Material provided:

## start

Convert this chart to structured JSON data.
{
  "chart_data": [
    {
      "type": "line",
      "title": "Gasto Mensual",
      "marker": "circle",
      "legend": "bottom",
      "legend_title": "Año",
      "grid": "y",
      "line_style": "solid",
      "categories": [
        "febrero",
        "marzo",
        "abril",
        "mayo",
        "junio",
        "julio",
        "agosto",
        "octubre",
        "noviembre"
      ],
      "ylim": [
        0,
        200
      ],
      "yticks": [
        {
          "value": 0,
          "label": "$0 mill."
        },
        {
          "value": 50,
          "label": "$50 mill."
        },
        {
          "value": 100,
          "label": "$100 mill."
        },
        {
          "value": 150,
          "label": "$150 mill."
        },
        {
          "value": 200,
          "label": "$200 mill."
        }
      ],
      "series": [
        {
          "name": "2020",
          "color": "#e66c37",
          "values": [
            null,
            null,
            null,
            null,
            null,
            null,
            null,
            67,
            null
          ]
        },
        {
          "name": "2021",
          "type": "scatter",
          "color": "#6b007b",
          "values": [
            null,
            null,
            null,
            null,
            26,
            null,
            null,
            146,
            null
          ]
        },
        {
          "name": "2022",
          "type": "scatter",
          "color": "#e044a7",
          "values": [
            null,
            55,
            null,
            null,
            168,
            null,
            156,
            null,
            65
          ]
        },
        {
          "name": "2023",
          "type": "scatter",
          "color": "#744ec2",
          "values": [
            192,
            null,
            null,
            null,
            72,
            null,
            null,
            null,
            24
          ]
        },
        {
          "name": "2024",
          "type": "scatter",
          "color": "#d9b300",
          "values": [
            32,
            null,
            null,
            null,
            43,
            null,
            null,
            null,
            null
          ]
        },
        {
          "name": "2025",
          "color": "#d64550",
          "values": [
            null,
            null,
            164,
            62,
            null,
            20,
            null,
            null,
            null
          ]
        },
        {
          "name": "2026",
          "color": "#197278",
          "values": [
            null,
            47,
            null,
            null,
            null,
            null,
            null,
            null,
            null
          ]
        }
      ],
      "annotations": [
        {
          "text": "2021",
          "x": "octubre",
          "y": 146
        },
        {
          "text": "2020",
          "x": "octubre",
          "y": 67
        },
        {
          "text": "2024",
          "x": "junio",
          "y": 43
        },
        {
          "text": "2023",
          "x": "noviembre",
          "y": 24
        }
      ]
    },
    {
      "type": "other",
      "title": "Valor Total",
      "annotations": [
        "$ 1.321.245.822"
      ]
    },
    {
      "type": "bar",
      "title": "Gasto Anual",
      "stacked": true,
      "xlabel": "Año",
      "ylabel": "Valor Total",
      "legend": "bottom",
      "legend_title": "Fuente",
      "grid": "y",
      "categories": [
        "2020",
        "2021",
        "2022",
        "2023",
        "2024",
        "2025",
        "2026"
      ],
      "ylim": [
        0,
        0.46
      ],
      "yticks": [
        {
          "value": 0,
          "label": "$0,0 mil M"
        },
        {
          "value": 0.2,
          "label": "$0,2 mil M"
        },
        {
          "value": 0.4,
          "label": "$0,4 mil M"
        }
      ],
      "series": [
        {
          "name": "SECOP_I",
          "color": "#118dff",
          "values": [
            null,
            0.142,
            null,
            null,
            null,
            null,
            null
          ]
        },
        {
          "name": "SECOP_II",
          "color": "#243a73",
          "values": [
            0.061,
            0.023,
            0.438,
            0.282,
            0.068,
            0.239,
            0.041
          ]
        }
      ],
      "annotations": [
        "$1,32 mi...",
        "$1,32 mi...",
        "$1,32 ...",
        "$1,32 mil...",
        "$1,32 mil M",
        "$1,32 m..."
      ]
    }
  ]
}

## end

Task objective: Return a copy of every line that includes the word "mill".

Full response:
          "label": "$0 mill."
          "label": "$50 mill."
          "label": "$100 mill."
          "label": "$150 mill."
          "label": "$200 mill."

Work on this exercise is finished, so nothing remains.